● EXERCISE TASKS
**1.** From the DropDownList post, reproduce word for word the passage starting with "I’ve just had" and going on through "Month and Year.".
**2.** Answer these about the DropDownList post:
(a) How long did the writer spend trying to figure out the problem?
(b) Which three DropDownList controls does each fieldset contain?
(c) Where did the writer choose to populate the values instead of declaring them with <asp:ListItem>?

● PAGE EXCERPT

I’ve just had some fun spending the last half-an-hour trying to figure out why when I used the SelectedValue property of a DropDownList, it also set the value of another DropDownList control.
Here’s some background to the problem. On my web-form, I have 2 fieldsets, one for a “Start Date”, the other for an “End Date”. For each fieldset there are 3 DropDownList; Day, Month and Year.
Now rather than populating the values declaratively, using <asp:ListItem>; since the year values will need to be incremented annually. I opted to do this programmatically in the code-behind.

● DATA TO EXAMINE
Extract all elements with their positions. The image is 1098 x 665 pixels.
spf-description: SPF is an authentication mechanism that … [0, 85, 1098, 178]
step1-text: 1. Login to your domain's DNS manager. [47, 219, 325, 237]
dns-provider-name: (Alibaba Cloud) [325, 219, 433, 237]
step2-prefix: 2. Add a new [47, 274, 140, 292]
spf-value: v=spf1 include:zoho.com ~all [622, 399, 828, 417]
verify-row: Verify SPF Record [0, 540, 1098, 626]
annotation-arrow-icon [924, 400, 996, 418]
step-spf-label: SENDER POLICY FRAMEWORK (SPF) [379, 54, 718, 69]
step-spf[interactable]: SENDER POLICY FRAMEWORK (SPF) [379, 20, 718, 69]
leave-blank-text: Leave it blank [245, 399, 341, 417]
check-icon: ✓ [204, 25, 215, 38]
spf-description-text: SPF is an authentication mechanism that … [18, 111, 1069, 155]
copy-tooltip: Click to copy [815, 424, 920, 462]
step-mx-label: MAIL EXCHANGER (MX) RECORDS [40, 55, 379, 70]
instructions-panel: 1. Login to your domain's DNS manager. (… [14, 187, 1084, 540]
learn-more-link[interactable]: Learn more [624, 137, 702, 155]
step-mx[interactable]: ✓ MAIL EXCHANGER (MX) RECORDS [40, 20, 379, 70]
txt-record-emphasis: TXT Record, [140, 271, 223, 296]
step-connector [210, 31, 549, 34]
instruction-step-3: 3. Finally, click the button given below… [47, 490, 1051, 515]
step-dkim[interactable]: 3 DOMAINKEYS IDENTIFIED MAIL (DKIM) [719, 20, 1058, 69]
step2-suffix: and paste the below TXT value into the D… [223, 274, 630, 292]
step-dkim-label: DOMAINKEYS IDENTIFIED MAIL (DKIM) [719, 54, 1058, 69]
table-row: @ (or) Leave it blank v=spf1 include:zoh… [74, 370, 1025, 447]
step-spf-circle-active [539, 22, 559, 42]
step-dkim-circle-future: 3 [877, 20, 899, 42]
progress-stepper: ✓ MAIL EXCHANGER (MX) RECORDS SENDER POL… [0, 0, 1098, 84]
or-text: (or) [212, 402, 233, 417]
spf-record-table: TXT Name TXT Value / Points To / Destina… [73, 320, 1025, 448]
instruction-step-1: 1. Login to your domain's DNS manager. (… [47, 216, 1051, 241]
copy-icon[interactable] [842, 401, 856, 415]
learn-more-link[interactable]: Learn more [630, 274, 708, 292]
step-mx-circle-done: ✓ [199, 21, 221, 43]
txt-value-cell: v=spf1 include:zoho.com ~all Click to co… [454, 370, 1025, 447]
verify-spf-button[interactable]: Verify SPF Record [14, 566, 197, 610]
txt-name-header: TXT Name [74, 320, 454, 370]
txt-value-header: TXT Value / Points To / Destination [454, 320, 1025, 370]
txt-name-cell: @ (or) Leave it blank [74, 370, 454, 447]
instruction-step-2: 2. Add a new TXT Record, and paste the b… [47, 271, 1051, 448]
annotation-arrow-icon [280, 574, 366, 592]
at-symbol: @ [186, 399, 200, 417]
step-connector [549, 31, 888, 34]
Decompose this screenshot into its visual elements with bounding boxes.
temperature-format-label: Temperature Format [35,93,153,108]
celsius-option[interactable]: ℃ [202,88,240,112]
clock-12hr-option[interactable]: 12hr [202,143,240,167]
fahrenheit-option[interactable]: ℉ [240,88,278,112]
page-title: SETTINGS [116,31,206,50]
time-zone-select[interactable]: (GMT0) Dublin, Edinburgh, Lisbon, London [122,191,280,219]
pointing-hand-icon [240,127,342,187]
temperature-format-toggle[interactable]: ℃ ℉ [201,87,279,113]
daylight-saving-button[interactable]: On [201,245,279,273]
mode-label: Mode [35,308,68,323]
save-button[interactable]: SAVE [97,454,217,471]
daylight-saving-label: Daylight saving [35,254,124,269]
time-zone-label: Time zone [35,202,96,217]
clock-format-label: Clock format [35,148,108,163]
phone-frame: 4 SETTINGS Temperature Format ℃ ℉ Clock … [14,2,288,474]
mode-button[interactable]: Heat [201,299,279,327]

● ANSWERS TO THE EXERCISES
**1.**
I’ve just had some fun spending the last half-an-hour trying to figure out why when I used the SelectedValue property of a DropDownList, it also set the value of another DropDownList control.
Here’s some background to the problem. On my web-form, I have 2 fieldsets, one for a “Start Date”, the other for an “End Date”. For each fieldset there are 3 DropDownList; Day, Month and Year.

**2.**
(a) The last half-an-hour.
(b) Day, Month and Year.
(c) Programmatically in the code-behind.